Items from a figure collection:
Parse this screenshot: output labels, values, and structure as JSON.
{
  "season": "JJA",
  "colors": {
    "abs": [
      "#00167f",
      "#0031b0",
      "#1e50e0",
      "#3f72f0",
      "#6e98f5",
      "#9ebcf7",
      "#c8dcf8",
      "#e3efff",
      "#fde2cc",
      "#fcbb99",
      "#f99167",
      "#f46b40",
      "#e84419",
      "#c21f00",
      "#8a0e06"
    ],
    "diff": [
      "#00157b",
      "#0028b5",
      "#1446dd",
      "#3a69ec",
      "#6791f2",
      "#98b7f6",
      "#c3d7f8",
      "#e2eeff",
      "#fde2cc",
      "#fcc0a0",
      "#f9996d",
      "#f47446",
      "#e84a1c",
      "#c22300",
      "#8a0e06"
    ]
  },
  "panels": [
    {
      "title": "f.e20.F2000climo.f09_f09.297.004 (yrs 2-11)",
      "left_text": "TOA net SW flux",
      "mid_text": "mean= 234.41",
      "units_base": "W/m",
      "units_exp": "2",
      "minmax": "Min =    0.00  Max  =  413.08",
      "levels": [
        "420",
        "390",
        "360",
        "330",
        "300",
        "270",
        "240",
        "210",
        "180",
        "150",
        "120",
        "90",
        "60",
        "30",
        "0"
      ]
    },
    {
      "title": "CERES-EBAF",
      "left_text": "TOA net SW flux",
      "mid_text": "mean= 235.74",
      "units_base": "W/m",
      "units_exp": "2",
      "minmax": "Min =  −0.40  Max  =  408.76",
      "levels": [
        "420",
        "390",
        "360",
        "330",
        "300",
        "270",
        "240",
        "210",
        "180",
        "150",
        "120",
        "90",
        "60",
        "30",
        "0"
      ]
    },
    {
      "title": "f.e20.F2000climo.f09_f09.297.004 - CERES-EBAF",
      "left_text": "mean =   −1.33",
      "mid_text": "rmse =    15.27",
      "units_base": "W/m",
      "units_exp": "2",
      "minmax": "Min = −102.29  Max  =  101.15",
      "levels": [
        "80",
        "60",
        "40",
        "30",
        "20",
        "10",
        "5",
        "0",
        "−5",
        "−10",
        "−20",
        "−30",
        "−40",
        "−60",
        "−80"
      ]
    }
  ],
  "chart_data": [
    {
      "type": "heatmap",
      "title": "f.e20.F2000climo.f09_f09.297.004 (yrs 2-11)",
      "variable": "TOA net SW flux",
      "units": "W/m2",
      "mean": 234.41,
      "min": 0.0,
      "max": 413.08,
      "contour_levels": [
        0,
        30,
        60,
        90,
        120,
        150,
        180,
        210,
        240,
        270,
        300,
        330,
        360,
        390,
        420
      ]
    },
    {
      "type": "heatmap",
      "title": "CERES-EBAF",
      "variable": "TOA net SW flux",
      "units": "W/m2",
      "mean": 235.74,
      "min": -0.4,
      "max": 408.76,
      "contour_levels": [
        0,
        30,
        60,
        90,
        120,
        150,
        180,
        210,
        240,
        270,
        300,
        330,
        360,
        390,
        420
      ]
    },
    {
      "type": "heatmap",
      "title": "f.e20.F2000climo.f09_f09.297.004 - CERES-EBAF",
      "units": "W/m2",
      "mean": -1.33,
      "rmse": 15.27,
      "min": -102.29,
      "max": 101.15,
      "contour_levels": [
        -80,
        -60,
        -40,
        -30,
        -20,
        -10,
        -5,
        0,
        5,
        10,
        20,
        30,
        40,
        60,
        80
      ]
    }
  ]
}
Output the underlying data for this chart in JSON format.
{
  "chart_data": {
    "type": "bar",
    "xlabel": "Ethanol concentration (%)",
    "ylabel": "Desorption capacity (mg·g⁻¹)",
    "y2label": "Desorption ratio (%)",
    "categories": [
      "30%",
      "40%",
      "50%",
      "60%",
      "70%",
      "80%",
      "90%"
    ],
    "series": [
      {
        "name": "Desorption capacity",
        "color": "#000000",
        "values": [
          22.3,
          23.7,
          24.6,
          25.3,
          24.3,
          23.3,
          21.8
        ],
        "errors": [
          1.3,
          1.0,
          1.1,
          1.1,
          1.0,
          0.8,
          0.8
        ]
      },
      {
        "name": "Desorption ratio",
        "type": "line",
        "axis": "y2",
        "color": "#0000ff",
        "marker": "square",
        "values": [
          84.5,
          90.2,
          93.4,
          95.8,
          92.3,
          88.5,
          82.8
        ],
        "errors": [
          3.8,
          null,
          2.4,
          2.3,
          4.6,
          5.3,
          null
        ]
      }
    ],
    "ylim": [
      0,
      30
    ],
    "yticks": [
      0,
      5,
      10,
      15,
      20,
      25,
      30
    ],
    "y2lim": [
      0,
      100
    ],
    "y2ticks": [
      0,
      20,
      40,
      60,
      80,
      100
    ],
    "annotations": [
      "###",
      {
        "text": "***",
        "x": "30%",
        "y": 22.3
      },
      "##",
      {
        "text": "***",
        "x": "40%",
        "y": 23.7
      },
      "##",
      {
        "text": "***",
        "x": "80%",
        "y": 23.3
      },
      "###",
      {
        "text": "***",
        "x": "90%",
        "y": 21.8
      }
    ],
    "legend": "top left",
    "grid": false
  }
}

» Your objective
Restate word for word the lines from the one holding "Output the underlying" to the end of the listing, both ends included, and nothing more.

» Answer in full
Output the underlying data for this chart in JSON format.
{
  "chart_data": {
    "type": "bar",
    "xlabel": "Ethanol concentration (%)",
    "ylabel": "Desorption capacity (mg·g⁻¹)",
    "y2label": "Desorption ratio (%)",
    "categories": [
      "30%",
      "40%",
      "50%",
      "60%",
      "70%",
      "80%",
      "90%"
    ],
    "series": [
      {
        "name": "Desorption capacity",
        "color": "#000000",
        "values": [
          22.3,
          23.7,
          24.6,
          25.3,
          24.3,
          23.3,
          21.8
        ],
        "errors": [
          1.3,
          1.0,
          1.1,
          1.1,
          1.0,
          0.8,
          0.8
        ]
      },
      {
        "name": "Desorption ratio",
        "type": "line",
        "axis": "y2",
        "color": "#0000ff",
        "marker": "square",
        "values": [
          84.5,
          90.2,
          93.4,
          95.8,
          92.3,
          88.5,
          82.8
        ],
        "errors": [
          3.8,
          null,
          2.4,
          2.3,
          4.6,
          5.3,
          null
        ]
      }
    ],
    "ylim": [
      0,
      30
    ],
    "yticks": [
      0,
      5,
      10,
      15,
      20,
      25,
      30
    ],
    "y2lim": [
      0,
      100
    ],
    "y2ticks": [
      0,
      20,
      40,
      60,
      80,
      100
    ],
    "annotations": [
      "###",
      {
        "text": "***",
        "x": "30%",
        "y": 22.3
      },
      "##",
      {
        "text": "***",
        "x": "40%",
        "y": 23.7
      },
      "##",
      {
        "text": "***",
        "x": "80%",
        "y": 23.3
      },
      "###",
      {
        "text": "***",
        "x": "90%",
        "y": 21.8
      }
    ],
    "legend": "top left",
    "grid": false
  }
}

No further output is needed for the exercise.